- Exercise requirements -
Extract all lines from the data beneath that include the word "name".

Dataset listings of figures
-- begin --
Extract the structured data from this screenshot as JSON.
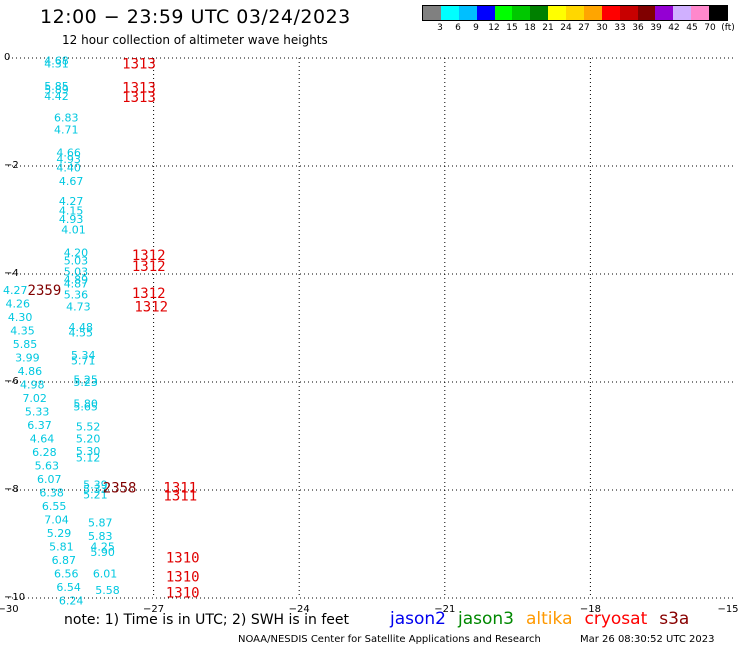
{
  "header": {
    "title": "12:00 − 23:59 UTC 03/24/2023",
    "subtitle": "12 hour collection of altimeter wave heights"
  },
  "legend": {
    "colors": [
      "#808080",
      "#00ffff",
      "#00bfff",
      "#0000ff",
      "#00ff00",
      "#00c800",
      "#008000",
      "#ffff00",
      "#ffd700",
      "#ffa500",
      "#ff0000",
      "#c80000",
      "#800000",
      "#9400d3",
      "#d0b0ff",
      "#ff88cc",
      "#000000"
    ],
    "labels": [
      "3",
      "6",
      "9",
      "12",
      "15",
      "18",
      "21",
      "24",
      "27",
      "30",
      "33",
      "36",
      "39",
      "42",
      "45",
      "70",
      "(ft)"
    ]
  },
  "axes": {
    "x_ticks": [
      "−30",
      "−27",
      "−24",
      "−21",
      "−18",
      "−15"
    ],
    "y_ticks": [
      "0",
      "−2",
      "−4",
      "−6",
      "−8",
      "−10"
    ]
  },
  "wave_heights": [
    {
      "lon": -29.0,
      "lat": -0.05,
      "v": "4.68"
    },
    {
      "lon": -29.0,
      "lat": -0.1,
      "v": "4.31"
    },
    {
      "lon": -29.0,
      "lat": -0.52,
      "v": "5.85"
    },
    {
      "lon": -29.0,
      "lat": -0.58,
      "v": "5.89"
    },
    {
      "lon": -29.0,
      "lat": -0.7,
      "v": "4.42"
    },
    {
      "lon": -28.8,
      "lat": -1.1,
      "v": "6.83"
    },
    {
      "lon": -28.8,
      "lat": -1.32,
      "v": "4.71"
    },
    {
      "lon": -28.75,
      "lat": -1.75,
      "v": "4.66"
    },
    {
      "lon": -28.75,
      "lat": -1.87,
      "v": "4.93"
    },
    {
      "lon": -28.75,
      "lat": -2.03,
      "v": "4.40"
    },
    {
      "lon": -28.7,
      "lat": -2.28,
      "v": "4.67"
    },
    {
      "lon": -28.7,
      "lat": -2.65,
      "v": "4.27"
    },
    {
      "lon": -28.7,
      "lat": -2.82,
      "v": "4.15"
    },
    {
      "lon": -28.7,
      "lat": -2.98,
      "v": "4.93"
    },
    {
      "lon": -28.65,
      "lat": -3.18,
      "v": "4.01"
    },
    {
      "lon": -28.6,
      "lat": -3.6,
      "v": "4.20"
    },
    {
      "lon": -28.6,
      "lat": -3.75,
      "v": "5.03"
    },
    {
      "lon": -28.6,
      "lat": -3.95,
      "v": "5.03"
    },
    {
      "lon": -28.6,
      "lat": -4.1,
      "v": "4.89"
    },
    {
      "lon": -28.6,
      "lat": -4.18,
      "v": "4.87"
    },
    {
      "lon": -28.6,
      "lat": -4.38,
      "v": "5.36"
    },
    {
      "lon": -28.55,
      "lat": -4.6,
      "v": "4.73"
    },
    {
      "lon": -28.5,
      "lat": -4.98,
      "v": "4.48"
    },
    {
      "lon": -28.5,
      "lat": -5.08,
      "v": "4.55"
    },
    {
      "lon": -28.45,
      "lat": -5.5,
      "v": "5.34"
    },
    {
      "lon": -28.45,
      "lat": -5.6,
      "v": "5.71"
    },
    {
      "lon": -28.4,
      "lat": -5.95,
      "v": "5.25"
    },
    {
      "lon": -28.4,
      "lat": -6.0,
      "v": "5.23"
    },
    {
      "lon": -28.4,
      "lat": -6.4,
      "v": "5.80"
    },
    {
      "lon": -28.4,
      "lat": -6.45,
      "v": "5.65"
    },
    {
      "lon": -28.35,
      "lat": -6.82,
      "v": "5.52"
    },
    {
      "lon": -28.35,
      "lat": -7.05,
      "v": "5.20"
    },
    {
      "lon": -28.35,
      "lat": -7.28,
      "v": "5.30"
    },
    {
      "lon": -28.35,
      "lat": -7.4,
      "v": "5.12"
    },
    {
      "lon": -28.2,
      "lat": -7.9,
      "v": "5.39"
    },
    {
      "lon": -28.2,
      "lat": -7.98,
      "v": "5.33"
    },
    {
      "lon": -28.2,
      "lat": -8.08,
      "v": "5.21"
    },
    {
      "lon": -28.1,
      "lat": -8.6,
      "v": "5.87"
    },
    {
      "lon": -28.1,
      "lat": -8.85,
      "v": "5.83"
    },
    {
      "lon": -28.05,
      "lat": -9.05,
      "v": "4.25"
    },
    {
      "lon": -28.05,
      "lat": -9.15,
      "v": "5.90"
    },
    {
      "lon": -28.0,
      "lat": -9.55,
      "v": "6.01"
    },
    {
      "lon": -27.95,
      "lat": -9.85,
      "v": "5.58"
    },
    {
      "lon": -29.85,
      "lat": -4.3,
      "v": "4.27"
    },
    {
      "lon": -29.8,
      "lat": -4.55,
      "v": "4.26"
    },
    {
      "lon": -29.75,
      "lat": -4.8,
      "v": "4.30"
    },
    {
      "lon": -29.7,
      "lat": -5.05,
      "v": "4.35"
    },
    {
      "lon": -29.65,
      "lat": -5.3,
      "v": "5.85"
    },
    {
      "lon": -29.6,
      "lat": -5.55,
      "v": "3.99"
    },
    {
      "lon": -29.55,
      "lat": -5.8,
      "v": "4.86"
    },
    {
      "lon": -29.5,
      "lat": -6.05,
      "v": "4.98"
    },
    {
      "lon": -29.45,
      "lat": -6.3,
      "v": "7.02"
    },
    {
      "lon": -29.4,
      "lat": -6.55,
      "v": "5.33"
    },
    {
      "lon": -29.35,
      "lat": -6.8,
      "v": "6.37"
    },
    {
      "lon": -29.3,
      "lat": -7.05,
      "v": "4.64"
    },
    {
      "lon": -29.25,
      "lat": -7.3,
      "v": "6.28"
    },
    {
      "lon": -29.2,
      "lat": -7.55,
      "v": "5.63"
    },
    {
      "lon": -29.15,
      "lat": -7.8,
      "v": "6.07"
    },
    {
      "lon": -29.1,
      "lat": -8.05,
      "v": "6.38"
    },
    {
      "lon": -29.05,
      "lat": -8.3,
      "v": "6.55"
    },
    {
      "lon": -29.0,
      "lat": -8.55,
      "v": "7.04"
    },
    {
      "lon": -28.95,
      "lat": -8.8,
      "v": "5.29"
    },
    {
      "lon": -28.9,
      "lat": -9.05,
      "v": "5.81"
    },
    {
      "lon": -28.85,
      "lat": -9.3,
      "v": "6.87"
    },
    {
      "lon": -28.8,
      "lat": -9.55,
      "v": "6.56"
    },
    {
      "lon": -28.75,
      "lat": -9.8,
      "v": "6.54"
    },
    {
      "lon": -28.7,
      "lat": -10.05,
      "v": "6.24"
    }
  ],
  "time_labels": [
    {
      "lon": -27.3,
      "lat": -0.1,
      "t": "1313",
      "color": "#e00000"
    },
    {
      "lon": -27.3,
      "lat": -0.55,
      "t": "1313",
      "color": "#e00000"
    },
    {
      "lon": -27.3,
      "lat": -0.72,
      "t": "1313",
      "color": "#e00000"
    },
    {
      "lon": -27.1,
      "lat": -3.65,
      "t": "1312",
      "color": "#e00000"
    },
    {
      "lon": -27.1,
      "lat": -3.85,
      "t": "1312",
      "color": "#e00000"
    },
    {
      "lon": -27.1,
      "lat": -4.35,
      "t": "1312",
      "color": "#e00000"
    },
    {
      "lon": -27.05,
      "lat": -4.6,
      "t": "1312",
      "color": "#e00000"
    },
    {
      "lon": -26.45,
      "lat": -7.95,
      "t": "1311",
      "color": "#e00000"
    },
    {
      "lon": -26.45,
      "lat": -8.1,
      "t": "1311",
      "color": "#e00000"
    },
    {
      "lon": -26.4,
      "lat": -9.25,
      "t": "1310",
      "color": "#e00000"
    },
    {
      "lon": -26.4,
      "lat": -9.6,
      "t": "1310",
      "color": "#e00000"
    },
    {
      "lon": -26.4,
      "lat": -9.9,
      "t": "1310",
      "color": "#e00000"
    },
    {
      "lon": -29.25,
      "lat": -4.3,
      "t": "2359",
      "color": "#800000"
    },
    {
      "lon": -27.7,
      "lat": -7.95,
      "t": "2358",
      "color": "#800000"
    }
  ],
  "footer": {
    "note": "note: 1) Time is in UTC; 2) SWH is in feet",
    "satellites": [
      {
        "name": "jason2",
        "color": "#0000ee"
      },
      {
        "name": "jason3",
        "color": "#008800"
      },
      {
        "name": "altika",
        "color": "#ff9900"
      },
      {
        "name": "cryosat",
        "color": "#ff0000"
      },
      {
        "name": "s3a",
        "color": "#880000"
      }
    ],
    "credit": "NOAA/NESDIS Center for Satellite Applications and Research",
    "generated": "Mar 26 08:30:52 UTC 2023"
  }
}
-- end --
- Exercise result -
        "name": "jason2",
        "name": "jason3",
        "name": "altika",
        "name": "cryosat",
        "name": "s3a",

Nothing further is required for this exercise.